#### [Work required]
Reproduce all of the listing below without alteration.

#### [Raw records]
***
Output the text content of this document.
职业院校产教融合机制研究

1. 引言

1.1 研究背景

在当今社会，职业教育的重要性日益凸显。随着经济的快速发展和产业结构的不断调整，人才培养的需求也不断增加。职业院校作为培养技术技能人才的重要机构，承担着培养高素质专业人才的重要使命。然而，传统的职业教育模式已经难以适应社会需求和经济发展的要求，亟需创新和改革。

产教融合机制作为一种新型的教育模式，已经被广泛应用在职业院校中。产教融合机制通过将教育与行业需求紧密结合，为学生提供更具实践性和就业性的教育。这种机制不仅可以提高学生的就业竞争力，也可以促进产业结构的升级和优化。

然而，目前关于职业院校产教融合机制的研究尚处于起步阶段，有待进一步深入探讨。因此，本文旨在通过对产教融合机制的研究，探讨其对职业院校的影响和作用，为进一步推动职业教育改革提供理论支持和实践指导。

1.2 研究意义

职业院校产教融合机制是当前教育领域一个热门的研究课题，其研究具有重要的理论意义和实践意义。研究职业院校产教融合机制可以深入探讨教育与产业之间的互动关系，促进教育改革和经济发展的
***
#### [Written solution]
Output the text content of this document.
职业院校产教融合机制研究

1. 引言

1.1 研究背景

在当今社会，职业教育的重要性日益凸显。随着经济的快速发展和产业结构的不断调整，人才培养的需求也不断增加。职业院校作为培养技术技能人才的重要机构，承担着培养高素质专业人才的重要使命。然而，传统的职业教育模式已经难以适应社会需求和经济发展的要求，亟需创新和改革。

产教融合机制作为一种新型的教育模式，已经被广泛应用在职业院校中。产教融合机制通过将教育与行业需求紧密结合，为学生提供更具实践性和就业性的教育。这种机制不仅可以提高学生的就业竞争力，也可以促进产业结构的升级和优化。

然而，目前关于职业院校产教融合机制的研究尚处于起步阶段，有待进一步深入探讨。因此，本文旨在通过对产教融合机制的研究，探讨其对职业院校的影响和作用，为进一步推动职业教育改革提供理论支持和实践指导。

1.2 研究意义

职业院校产教融合机制是当前教育领域一个热门的研究课题，其研究具有重要的理论意义和实践意义。研究职业院校产教融合机制可以深入探讨教育与产业之间的互动关系，促进教育改革和经济发展的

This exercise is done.